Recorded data
────────

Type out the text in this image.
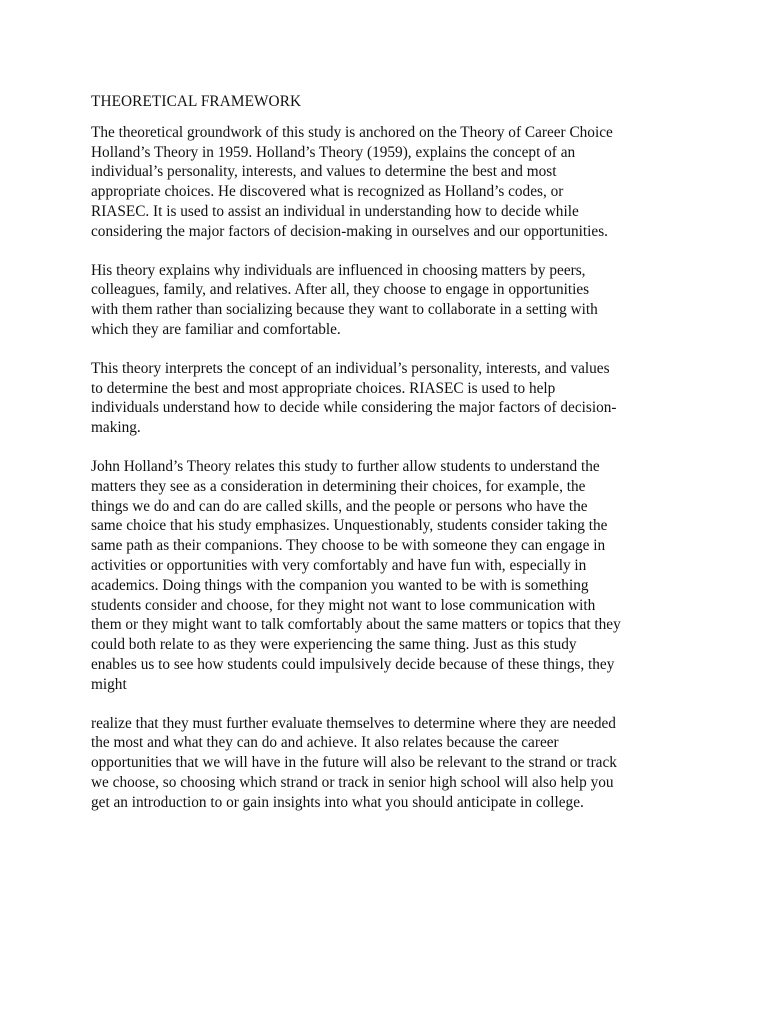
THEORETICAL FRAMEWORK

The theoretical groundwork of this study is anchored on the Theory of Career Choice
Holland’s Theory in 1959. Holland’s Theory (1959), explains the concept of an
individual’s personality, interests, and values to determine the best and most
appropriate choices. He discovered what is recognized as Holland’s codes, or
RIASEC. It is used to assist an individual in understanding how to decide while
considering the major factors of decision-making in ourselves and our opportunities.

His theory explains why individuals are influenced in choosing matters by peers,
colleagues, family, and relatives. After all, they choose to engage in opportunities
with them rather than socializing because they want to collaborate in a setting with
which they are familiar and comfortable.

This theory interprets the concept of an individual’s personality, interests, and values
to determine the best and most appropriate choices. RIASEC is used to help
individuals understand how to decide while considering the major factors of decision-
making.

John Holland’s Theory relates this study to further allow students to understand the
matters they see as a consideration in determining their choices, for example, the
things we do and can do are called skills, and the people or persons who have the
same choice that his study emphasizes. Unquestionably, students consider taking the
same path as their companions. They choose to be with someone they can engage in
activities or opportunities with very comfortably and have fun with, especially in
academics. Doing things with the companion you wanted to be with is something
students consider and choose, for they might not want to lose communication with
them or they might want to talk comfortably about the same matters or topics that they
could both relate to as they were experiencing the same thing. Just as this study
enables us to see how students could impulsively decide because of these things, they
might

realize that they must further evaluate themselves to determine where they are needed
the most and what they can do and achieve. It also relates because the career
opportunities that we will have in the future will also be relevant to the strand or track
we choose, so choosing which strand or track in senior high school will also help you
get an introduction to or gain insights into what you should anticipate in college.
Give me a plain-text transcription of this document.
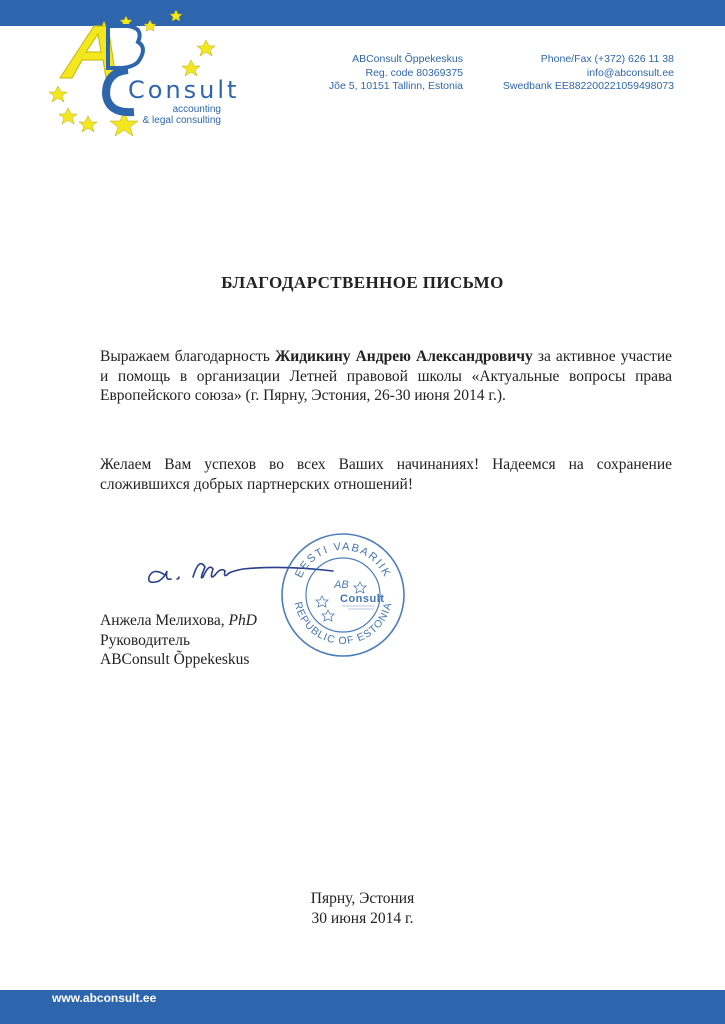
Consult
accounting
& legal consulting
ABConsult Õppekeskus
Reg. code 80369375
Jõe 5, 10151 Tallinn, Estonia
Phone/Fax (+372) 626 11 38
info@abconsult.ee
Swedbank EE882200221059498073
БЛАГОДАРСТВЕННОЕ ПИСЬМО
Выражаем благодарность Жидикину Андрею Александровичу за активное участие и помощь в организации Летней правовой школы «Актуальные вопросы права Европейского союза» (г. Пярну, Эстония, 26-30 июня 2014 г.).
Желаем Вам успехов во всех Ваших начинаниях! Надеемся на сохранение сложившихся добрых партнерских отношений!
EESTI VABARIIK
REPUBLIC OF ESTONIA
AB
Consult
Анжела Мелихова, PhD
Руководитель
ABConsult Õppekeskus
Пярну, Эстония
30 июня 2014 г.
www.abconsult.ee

────────

Task prompt:
Find each line in the records holding the string "because" and show it.

Response to the task:
with them rather than socializing because they want to collaborate in a setting with
enables us to see how students could impulsively decide because of these things, they
the most and what they can do and achieve. It also relates because the career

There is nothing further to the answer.